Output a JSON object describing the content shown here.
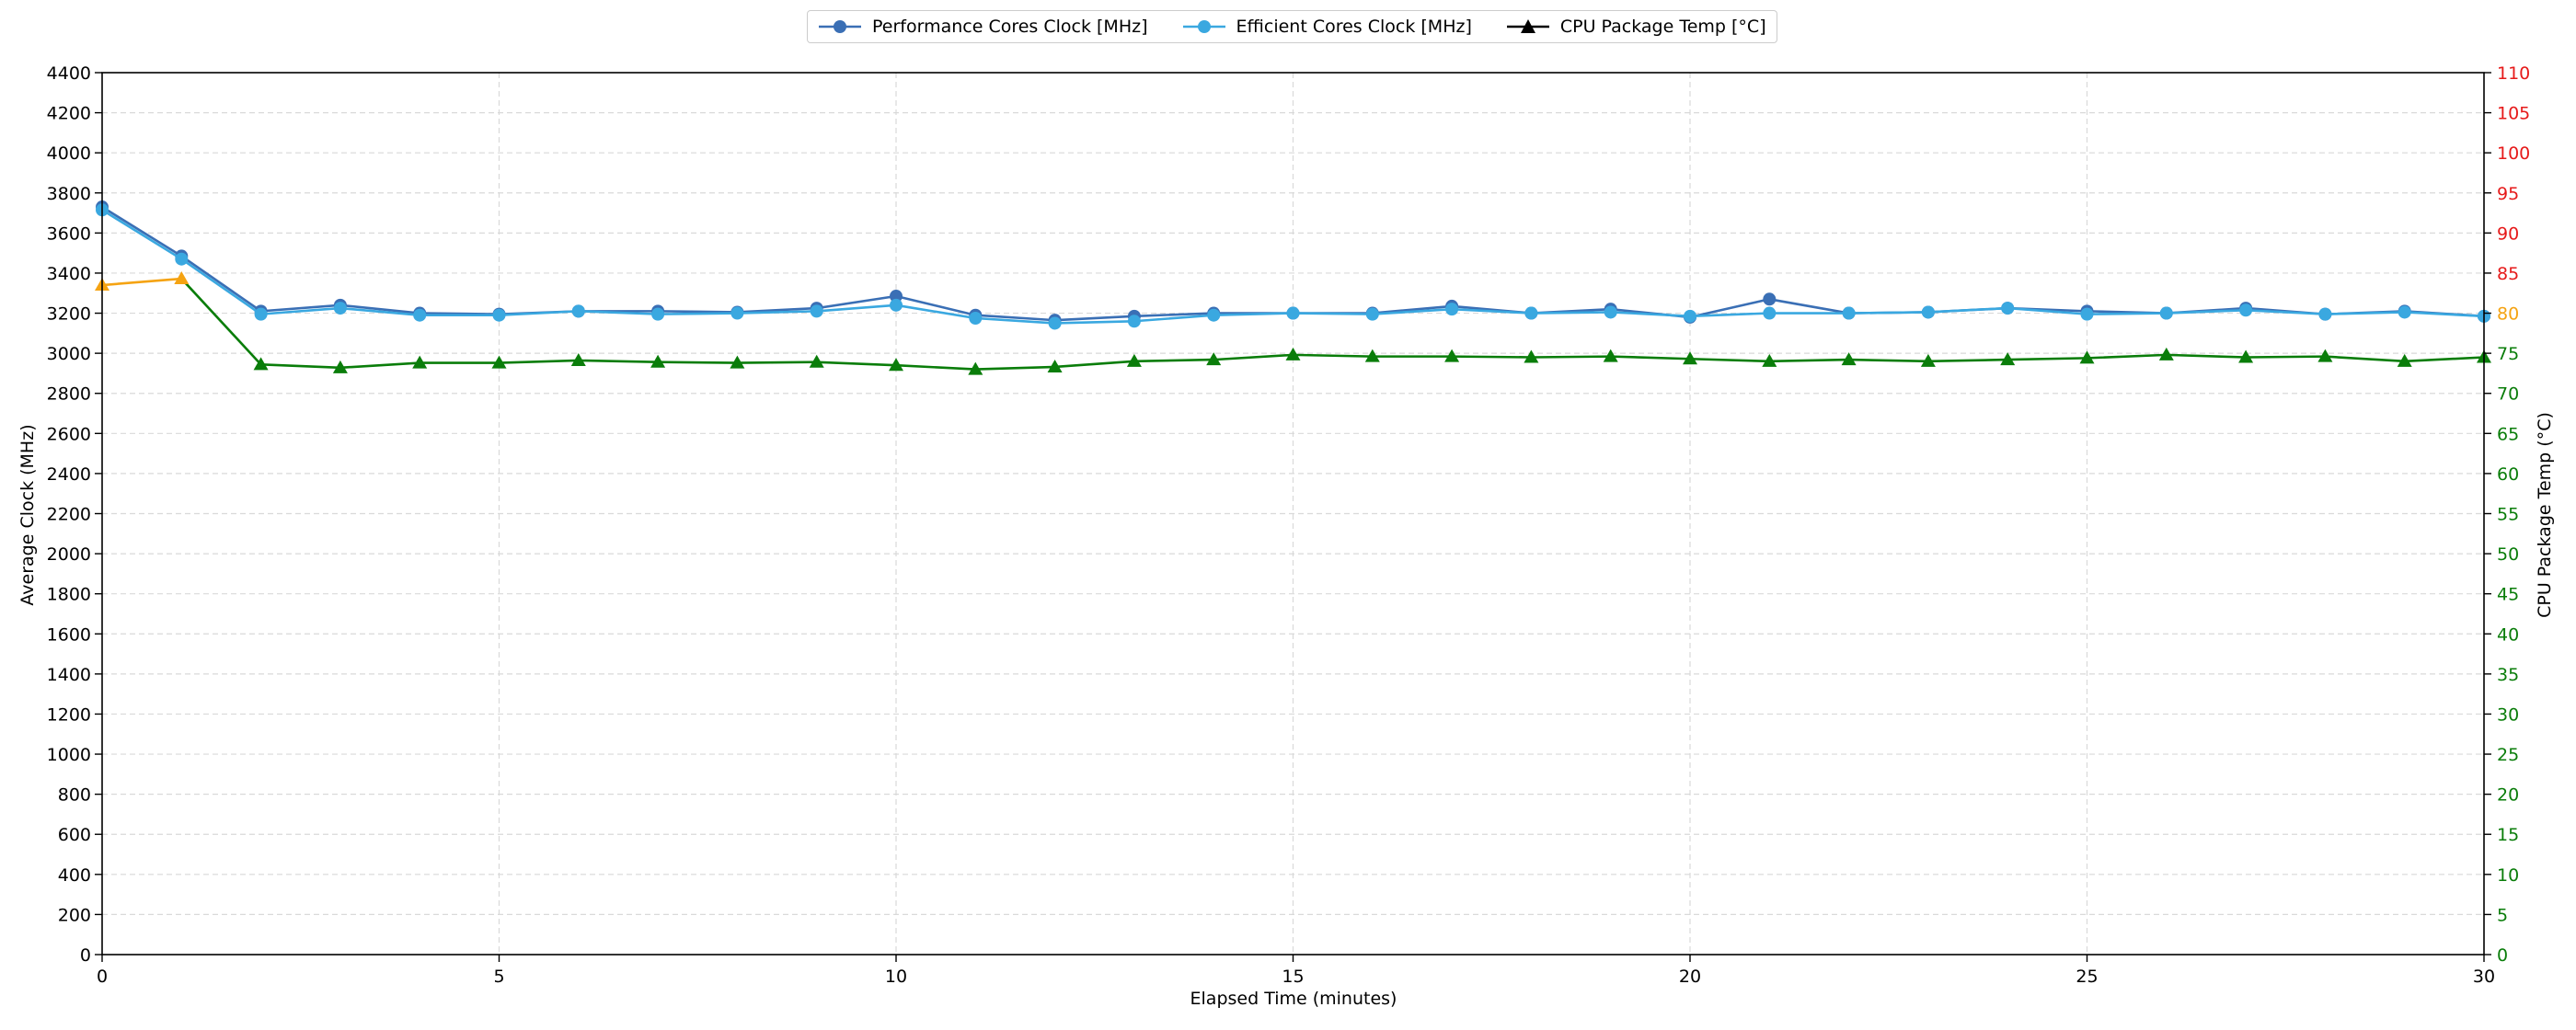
{
  "chart_data": {
    "type": "line",
    "xlabel": "Elapsed Time (minutes)",
    "ylabel_left": "Average Clock (MHz)",
    "ylabel_right": "CPU Package Temp (°C)",
    "xlim": [
      0,
      30
    ],
    "ylim_left": [
      0,
      4400
    ],
    "ylim_right": [
      0,
      110
    ],
    "x_ticks": [
      0,
      5,
      10,
      15,
      20,
      25,
      30
    ],
    "y_ticks_left": [
      0,
      200,
      400,
      600,
      800,
      1000,
      1200,
      1400,
      1600,
      1800,
      2000,
      2200,
      2400,
      2600,
      2800,
      3000,
      3200,
      3400,
      3600,
      3800,
      4000,
      4200,
      4400
    ],
    "y_ticks_right": [
      0,
      5,
      10,
      15,
      20,
      25,
      30,
      35,
      40,
      45,
      50,
      55,
      60,
      65,
      70,
      75,
      80,
      85,
      90,
      95,
      100,
      105,
      110
    ],
    "grid": true,
    "legend_position": "top-center",
    "x": [
      0,
      1,
      2,
      3,
      4,
      5,
      6,
      7,
      8,
      9,
      10,
      11,
      12,
      13,
      14,
      15,
      16,
      17,
      18,
      19,
      20,
      21,
      22,
      23,
      24,
      25,
      26,
      27,
      28,
      29,
      30
    ],
    "series": [
      {
        "name": "Performance Cores Clock [MHz]",
        "axis": "left",
        "color": "#3a6fb5",
        "marker": "circle",
        "values": [
          3730,
          3485,
          3210,
          3240,
          3200,
          3195,
          3210,
          3210,
          3205,
          3225,
          3285,
          3190,
          3165,
          3185,
          3200,
          3200,
          3200,
          3235,
          3200,
          3220,
          3180,
          3270,
          3200,
          3205,
          3225,
          3210,
          3200,
          3225,
          3195,
          3210,
          3185
        ]
      },
      {
        "name": "Efficient Cores Clock [MHz]",
        "axis": "left",
        "color": "#3aa8e0",
        "marker": "circle",
        "values": [
          3715,
          3470,
          3195,
          3225,
          3190,
          3190,
          3210,
          3195,
          3200,
          3210,
          3240,
          3175,
          3150,
          3160,
          3190,
          3200,
          3195,
          3220,
          3200,
          3205,
          3185,
          3200,
          3200,
          3205,
          3225,
          3195,
          3200,
          3215,
          3195,
          3205,
          3185
        ]
      },
      {
        "name": "CPU Package Temp [°C]",
        "axis": "right",
        "color": "#0a7d0a",
        "marker": "triangle",
        "values": [
          83.5,
          84.3,
          73.6,
          73.2,
          73.8,
          73.8,
          74.1,
          73.9,
          73.8,
          73.9,
          73.5,
          73.0,
          73.3,
          74.0,
          74.2,
          74.8,
          74.6,
          74.6,
          74.5,
          74.6,
          74.3,
          74.0,
          74.2,
          74.0,
          74.2,
          74.4,
          74.8,
          74.5,
          74.6,
          74.0,
          74.5
        ]
      }
    ],
    "temp_threshold": 80,
    "temp_colors": {
      "normal": "#0a7d0a",
      "warning": "#f5a312",
      "critical": "#e61a1a"
    },
    "legend_marker_color_temp": "#000000",
    "axis_color": "#000000",
    "grid_color": "#d9d9d9"
  }
}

* * *

Stated exercise: Copy out the data above exactly, except the pictures.

Output below:
Output a JSON object describing the content shown here.
{
  "chart_data": {
    "type": "line",
    "xlabel": "Elapsed Time (minutes)",
    "ylabel_left": "Average Clock (MHz)",
    "ylabel_right": "CPU Package Temp (°C)",
    "xlim": [
      0,
      30
    ],
    "ylim_left": [
      0,
      4400
    ],
    "ylim_right": [
      0,
      110
    ],
    "x_ticks": [
      0,
      5,
      10,
      15,
      20,
      25,
      30
    ],
    "y_ticks_left": [
      0,
      200,
      400,
      600,
      800,
      1000,
      1200,
      1400,
      1600,
      1800,
      2000,
      2200,
      2400,
      2600,
      2800,
      3000,
      3200,
      3400,
      3600,
      3800,
      4000,
      4200,
      4400
    ],
    "y_ticks_right": [
      0,
      5,
      10,
      15,
      20,
      25,
      30,
      35,
      40,
      45,
      50,
      55,
      60,
      65,
      70,
      75,
      80,
      85,
      90,
      95,
      100,
      105,
      110
    ],
    "grid": true,
    "legend_position": "top-center",
    "x": [
      0,
      1,
      2,
      3,
      4,
      5,
      6,
      7,
      8,
      9,
      10,
      11,
      12,
      13,
      14,
      15,
      16,
      17,
      18,
      19,
      20,
      21,
      22,
      23,
      24,
      25,
      26,
      27,
      28,
      29,
      30
    ],
    "series": [
      {
        "name": "Performance Cores Clock [MHz]",
        "axis": "left",
        "color": "#3a6fb5",
        "marker": "circle",
        "values": [
          3730,
          3485,
          3210,
          3240,
          3200,
          3195,
          3210,
          3210,
          3205,
          3225,
          3285,
          3190,
          3165,
          3185,
          3200,
          3200,
          3200,
          3235,
          3200,
          3220,
          3180,
          3270,
          3200,
          3205,
          3225,
          3210,
          3200,
          3225,
          3195,
          3210,
          3185
        ]
      },
      {
        "name": "Efficient Cores Clock [MHz]",
        "axis": "left",
        "color": "#3aa8e0",
        "marker": "circle",
        "values": [
          3715,
          3470,
          3195,
          3225,
          3190,
          3190,
          3210,
          3195,
          3200,
          3210,
          3240,
          3175,
          3150,
          3160,
          3190,
          3200,
          3195,
          3220,
          3200,
          3205,
          3185,
          3200,
          3200,
          3205,
          3225,
          3195,
          3200,
          3215,
          3195,
          3205,
          3185
        ]
      },
      {
        "name": "CPU Package Temp [°C]",
        "axis": "right",
        "color": "#0a7d0a",
        "marker": "triangle",
        "values": [
          83.5,
          84.3,
          73.6,
          73.2,
          73.8,
          73.8,
          74.1,
          73.9,
          73.8,
          73.9,
          73.5,
          73.0,
          73.3,
          74.0,
          74.2,
          74.8,
          74.6,
          74.6,
          74.5,
          74.6,
          74.3,
          74.0,
          74.2,
          74.0,
          74.2,
          74.4,
          74.8,
          74.5,
          74.6,
          74.0,
          74.5
        ]
      }
    ],
    "temp_threshold": 80,
    "temp_colors": {
      "normal": "#0a7d0a",
      "warning": "#f5a312",
      "critical": "#e61a1a"
    },
    "legend_marker_color_temp": "#000000",
    "axis_color": "#000000",
    "grid_color": "#d9d9d9"
  }
}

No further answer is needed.